SET TASK
Repeat each record exactly as written, and drop any images.

* START RAW DATA *

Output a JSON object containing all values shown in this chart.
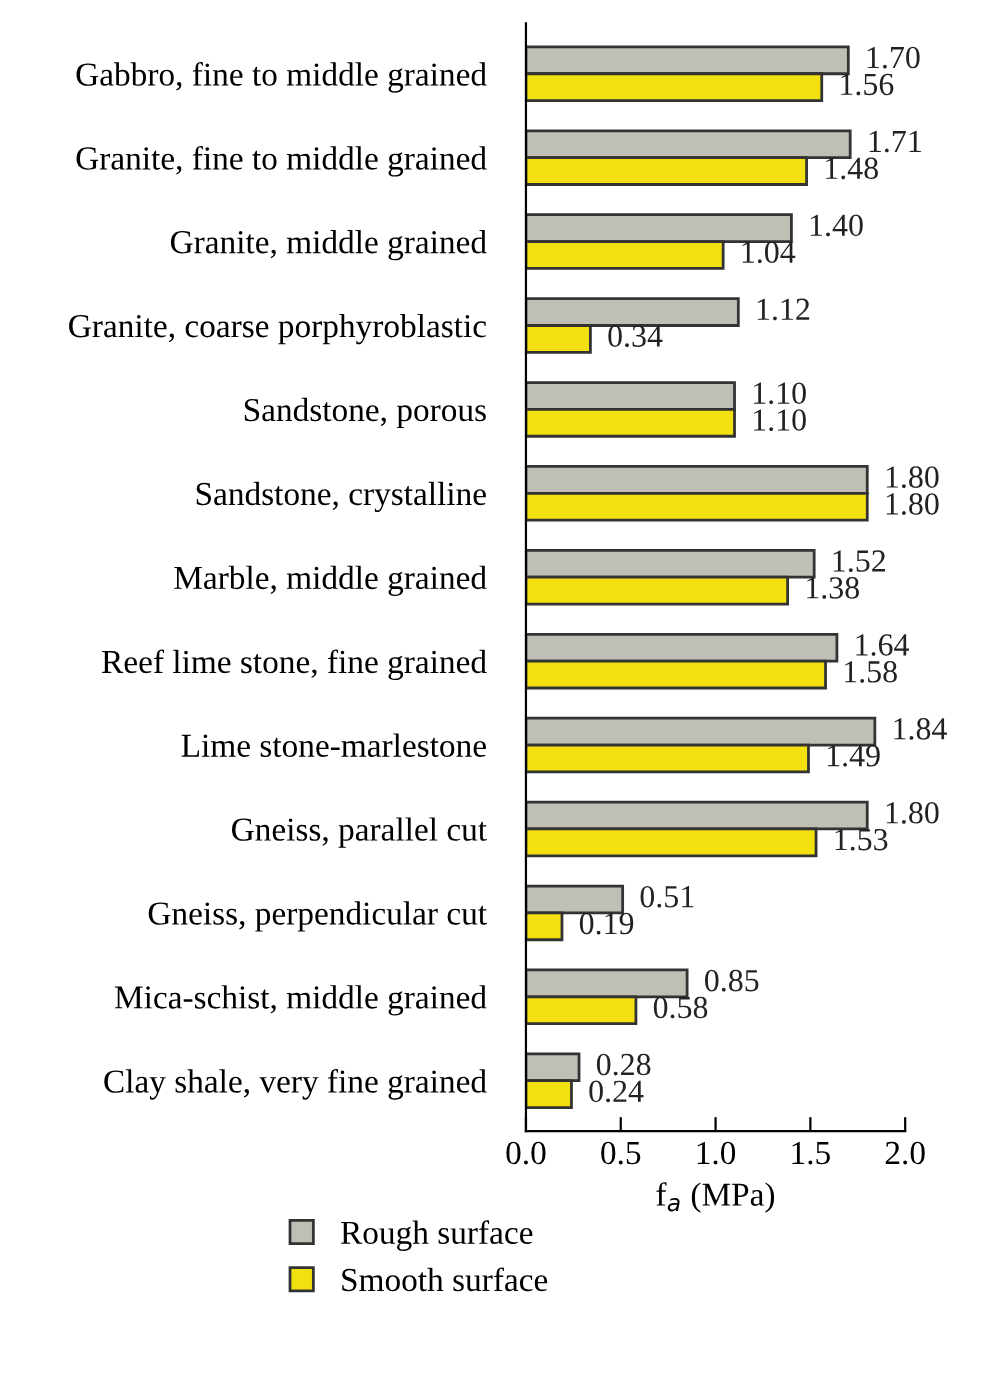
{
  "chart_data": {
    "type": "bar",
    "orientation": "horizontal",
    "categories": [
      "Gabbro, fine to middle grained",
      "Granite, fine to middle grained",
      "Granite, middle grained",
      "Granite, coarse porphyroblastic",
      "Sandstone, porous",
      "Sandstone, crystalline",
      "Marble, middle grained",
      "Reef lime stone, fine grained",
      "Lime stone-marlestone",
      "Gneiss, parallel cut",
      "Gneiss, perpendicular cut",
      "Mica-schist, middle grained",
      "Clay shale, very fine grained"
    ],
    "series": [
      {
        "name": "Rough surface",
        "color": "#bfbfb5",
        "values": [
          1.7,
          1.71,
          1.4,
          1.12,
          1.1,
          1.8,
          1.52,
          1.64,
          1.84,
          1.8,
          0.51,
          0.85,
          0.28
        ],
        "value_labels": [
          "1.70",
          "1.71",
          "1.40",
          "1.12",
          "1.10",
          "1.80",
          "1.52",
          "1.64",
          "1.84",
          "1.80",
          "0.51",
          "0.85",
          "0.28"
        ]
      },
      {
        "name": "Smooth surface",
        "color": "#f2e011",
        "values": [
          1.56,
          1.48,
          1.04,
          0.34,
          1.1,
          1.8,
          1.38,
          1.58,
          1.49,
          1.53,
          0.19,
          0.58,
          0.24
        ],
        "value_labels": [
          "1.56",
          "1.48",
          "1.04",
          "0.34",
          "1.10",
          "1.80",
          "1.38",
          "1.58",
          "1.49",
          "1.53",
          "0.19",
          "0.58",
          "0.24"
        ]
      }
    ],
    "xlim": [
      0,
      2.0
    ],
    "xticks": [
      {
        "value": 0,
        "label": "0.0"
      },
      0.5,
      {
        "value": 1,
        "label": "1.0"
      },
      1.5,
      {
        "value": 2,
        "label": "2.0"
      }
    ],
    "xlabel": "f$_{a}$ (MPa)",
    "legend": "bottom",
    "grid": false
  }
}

* END RAW DATA *

ANSWER TO THIS EXERCISE
Output a JSON object containing all values shown in this chart.
{
  "chart_data": {
    "type": "bar",
    "orientation": "horizontal",
    "categories": [
      "Gabbro, fine to middle grained",
      "Granite, fine to middle grained",
      "Granite, middle grained",
      "Granite, coarse porphyroblastic",
      "Sandstone, porous",
      "Sandstone, crystalline",
      "Marble, middle grained",
      "Reef lime stone, fine grained",
      "Lime stone-marlestone",
      "Gneiss, parallel cut",
      "Gneiss, perpendicular cut",
      "Mica-schist, middle grained",
      "Clay shale, very fine grained"
    ],
    "series": [
      {
        "name": "Rough surface",
        "color": "#bfbfb5",
        "values": [
          1.7,
          1.71,
          1.4,
          1.12,
          1.1,
          1.8,
          1.52,
          1.64,
          1.84,
          1.8,
          0.51,
          0.85,
          0.28
        ],
        "value_labels": [
          "1.70",
          "1.71",
          "1.40",
          "1.12",
          "1.10",
          "1.80",
          "1.52",
          "1.64",
          "1.84",
          "1.80",
          "0.51",
          "0.85",
          "0.28"
        ]
      },
      {
        "name": "Smooth surface",
        "color": "#f2e011",
        "values": [
          1.56,
          1.48,
          1.04,
          0.34,
          1.1,
          1.8,
          1.38,
          1.58,
          1.49,
          1.53,
          0.19,
          0.58,
          0.24
        ],
        "value_labels": [
          "1.56",
          "1.48",
          "1.04",
          "0.34",
          "1.10",
          "1.80",
          "1.38",
          "1.58",
          "1.49",
          "1.53",
          "0.19",
          "0.58",
          "0.24"
        ]
      }
    ],
    "xlim": [
      0,
      2.0
    ],
    "xticks": [
      {
        "value": 0,
        "label": "0.0"
      },
      0.5,
      {
        "value": 1,
        "label": "1.0"
      },
      1.5,
      {
        "value": 2,
        "label": "2.0"
      }
    ],
    "xlabel": "f$_{a}$ (MPa)",
    "legend": "bottom",
    "grid": false
  }
}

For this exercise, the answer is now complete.